» Selected passage
WWII parade: Beijing reaches out to KMT veterans

It welcomes nationalists from Taiwan, saying war was 'great victory' for all Chinese

BEIJING/TAIPEI • World War II was a victory for all Chinese people and nationalist veterans from Taiwan will be warmly welcomed at a military parade next week, China's Defence Ministry said yesterday, as Beijing prepares to welcome a former senior Kuomintang (KMT) leader.

In China's official narrative, the contribution of KMT government troops in battling occupying Japanese troops is hardly mentioned.

Official propaganda focuses almost entirely on the communist forces, who were also fighting an on-off civil war with the KMT.

This has upset the government in Taiwan, where the KMT now governs after its ancestors fled there in 1949 after losing the civil war. Last month, Taiwan's President Ma Yingjeou, who is from the KMT party, said it was KMT forces who won the war, a fact nobody should distort.

Speaking at a news briefing, Chinese Defence Ministry spokesman Yang Yujun said the war was a "great victory" for all Chinese and that the audience at a parade rehearsal over the weekend rose to their feet in applause when the KMT veterans passed by.

» Raw data
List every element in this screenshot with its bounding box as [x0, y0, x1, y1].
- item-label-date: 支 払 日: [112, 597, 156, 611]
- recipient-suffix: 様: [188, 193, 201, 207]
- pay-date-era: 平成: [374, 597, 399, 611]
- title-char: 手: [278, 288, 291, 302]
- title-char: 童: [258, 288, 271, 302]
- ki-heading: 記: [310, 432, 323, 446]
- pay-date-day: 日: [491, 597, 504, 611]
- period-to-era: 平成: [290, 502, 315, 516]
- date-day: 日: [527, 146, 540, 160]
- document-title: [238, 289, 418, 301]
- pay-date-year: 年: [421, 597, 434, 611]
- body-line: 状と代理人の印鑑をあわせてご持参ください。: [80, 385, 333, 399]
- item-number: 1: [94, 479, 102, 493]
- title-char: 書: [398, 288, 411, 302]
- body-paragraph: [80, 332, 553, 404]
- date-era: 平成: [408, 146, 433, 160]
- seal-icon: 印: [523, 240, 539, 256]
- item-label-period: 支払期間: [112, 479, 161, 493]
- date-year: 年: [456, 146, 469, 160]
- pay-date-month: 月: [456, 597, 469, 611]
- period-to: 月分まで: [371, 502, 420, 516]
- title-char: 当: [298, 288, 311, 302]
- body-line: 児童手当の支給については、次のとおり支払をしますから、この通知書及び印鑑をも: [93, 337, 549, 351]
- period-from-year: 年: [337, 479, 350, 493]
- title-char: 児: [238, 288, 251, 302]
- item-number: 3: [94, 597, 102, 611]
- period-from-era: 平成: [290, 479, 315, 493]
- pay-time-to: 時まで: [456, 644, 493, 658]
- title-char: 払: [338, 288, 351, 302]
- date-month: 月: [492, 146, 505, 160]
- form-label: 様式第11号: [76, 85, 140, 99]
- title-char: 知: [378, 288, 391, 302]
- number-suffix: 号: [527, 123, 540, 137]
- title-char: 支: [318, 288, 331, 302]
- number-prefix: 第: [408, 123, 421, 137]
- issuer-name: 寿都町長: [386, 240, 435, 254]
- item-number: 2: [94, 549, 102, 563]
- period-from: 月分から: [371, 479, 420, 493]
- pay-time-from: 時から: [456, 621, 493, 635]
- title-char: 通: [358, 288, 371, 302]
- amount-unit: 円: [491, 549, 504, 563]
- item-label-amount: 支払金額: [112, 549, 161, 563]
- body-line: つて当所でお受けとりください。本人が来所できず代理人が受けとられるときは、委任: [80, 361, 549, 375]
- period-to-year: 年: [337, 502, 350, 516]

---

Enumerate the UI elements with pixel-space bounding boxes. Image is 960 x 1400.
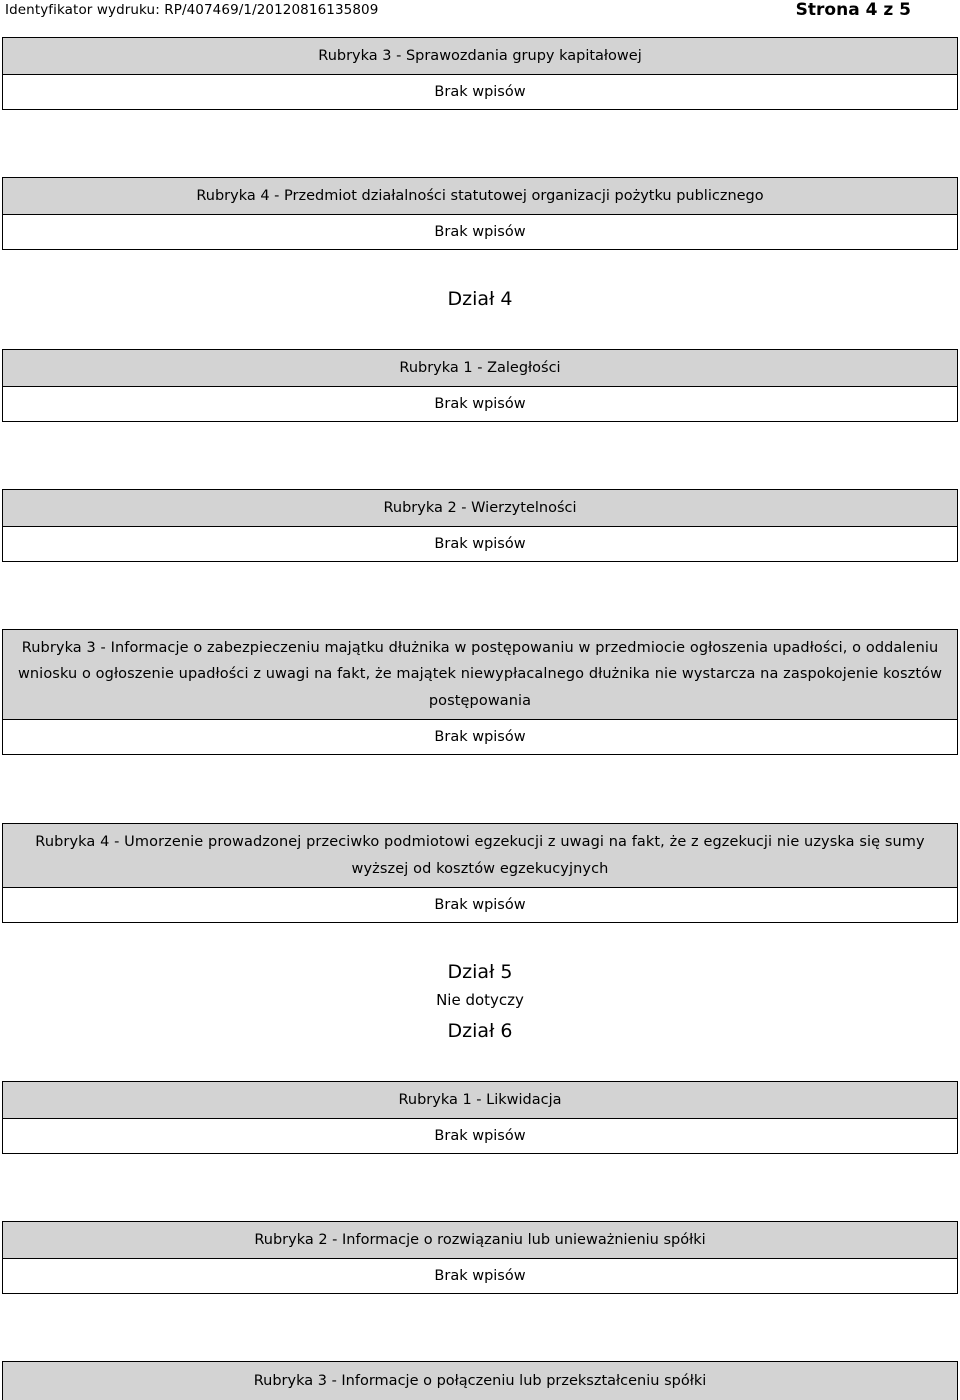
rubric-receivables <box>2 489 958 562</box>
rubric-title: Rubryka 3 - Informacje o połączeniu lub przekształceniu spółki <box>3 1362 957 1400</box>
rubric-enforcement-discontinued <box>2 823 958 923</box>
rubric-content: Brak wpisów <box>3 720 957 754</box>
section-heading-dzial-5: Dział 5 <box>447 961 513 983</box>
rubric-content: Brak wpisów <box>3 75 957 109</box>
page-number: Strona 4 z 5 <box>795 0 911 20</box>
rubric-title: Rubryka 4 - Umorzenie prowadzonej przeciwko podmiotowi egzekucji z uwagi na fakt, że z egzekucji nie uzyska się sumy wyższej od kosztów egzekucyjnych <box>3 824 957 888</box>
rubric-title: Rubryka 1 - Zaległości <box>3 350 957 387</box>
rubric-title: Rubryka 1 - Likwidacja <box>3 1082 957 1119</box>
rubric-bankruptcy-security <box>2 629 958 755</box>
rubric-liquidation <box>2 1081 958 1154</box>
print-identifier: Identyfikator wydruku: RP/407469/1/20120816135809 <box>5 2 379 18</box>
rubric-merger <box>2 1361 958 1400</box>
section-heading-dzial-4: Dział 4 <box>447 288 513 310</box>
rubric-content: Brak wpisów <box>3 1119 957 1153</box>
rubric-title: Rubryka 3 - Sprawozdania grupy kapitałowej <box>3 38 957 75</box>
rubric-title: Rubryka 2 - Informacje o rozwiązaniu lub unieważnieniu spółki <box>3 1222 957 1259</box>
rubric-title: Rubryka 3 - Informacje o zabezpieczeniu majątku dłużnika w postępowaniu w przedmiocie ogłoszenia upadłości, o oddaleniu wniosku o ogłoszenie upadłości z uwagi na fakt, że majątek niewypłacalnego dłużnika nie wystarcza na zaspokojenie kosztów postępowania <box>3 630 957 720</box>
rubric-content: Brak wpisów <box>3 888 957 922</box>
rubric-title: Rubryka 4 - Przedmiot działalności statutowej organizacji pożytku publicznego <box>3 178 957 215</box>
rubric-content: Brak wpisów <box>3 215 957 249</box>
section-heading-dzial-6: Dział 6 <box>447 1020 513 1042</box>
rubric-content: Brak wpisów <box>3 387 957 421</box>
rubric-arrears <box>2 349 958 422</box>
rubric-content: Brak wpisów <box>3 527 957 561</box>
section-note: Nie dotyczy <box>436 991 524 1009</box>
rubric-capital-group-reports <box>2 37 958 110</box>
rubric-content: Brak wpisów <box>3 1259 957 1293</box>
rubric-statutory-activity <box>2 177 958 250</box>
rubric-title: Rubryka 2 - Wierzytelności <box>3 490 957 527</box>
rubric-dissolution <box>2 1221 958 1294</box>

» Directive 1
Render the records from the line containing "List every element" down to the line containing "- period-to-era: 平成: [290, 502, 315, 516]" as a JSON list of strings, one string per line and blank lines omitted.
» Directive 2
Write the next part of the article on Beijing's outreach to Kuomintang veterans, starting after its last sentence.
The records are unrelated to the article on Beijing's World War II parade.

» Written response 1
[
  "List every element in this screenshot with its bounding box as [x0, y0, x1, y1].",
  "- item-label-date: 支 払 日: [112, 597, 156, 611]",
  "- recipient-suffix: 様: [188, 193, 201, 207]",
  "- pay-date-era: 平成: [374, 597, 399, 611]",
  "- title-char: 手: [278, 288, 291, 302]",
  "- title-char: 童: [258, 288, 271, 302]",
  "- ki-heading: 記: [310, 432, 323, 446]",
  "- pay-date-day: 日: [491, 597, 504, 611]",
  "- period-to-era: 平成: [290, 502, 315, 516]"
]

» Written response 2
"This fully shows the whole country's respect for the war veterans," Mr Yang said, without saying how many of the KMT veterans would be coming from Taiwan.

The KMT will be represented indirectly by Taiwan's former vice-president, Mr Lien Chan, who will also meet Chinese President Xi Jinping while in Beijing, an aide close to Mr Lien said yesterday.

But Mr Lien is coming as a private citizen on a low-profile trip, said his aide, Mr Chang Jung-jung.

"China is holding the event to pursue peace," Mr Chang added. "It's the whole Chinese people who fought the war against Japan during World War II, rather than some political party."

Major Western leaders are not attending, however, unnerved by the Chinese show of force, leaving Mr Xi to stand with leaders and officials from Russia, Sudan, Venezuela and North Korea at his highest-profile event of the year.

Mr Yang said he hoped people in both China and Taiwan could join hands to mark the event together.

Mr Lien's trip has sparked criticism in democratic Taiwan, where many remain wary of autocratic China's claims on the island and some want a formal declaration of independence, something Beijing says it will never countenance.

"Taiwan's Defence Ministry sees China as an enemy," said Mr Chou Ni-an, a lawmaker of the pro-independence Taiwan Solidarity Union party.

"By meeting the Chinese leader, Lien has made it clear he sees Taiwan's dignity as nothing and he has given up on Taiwanese people," he said.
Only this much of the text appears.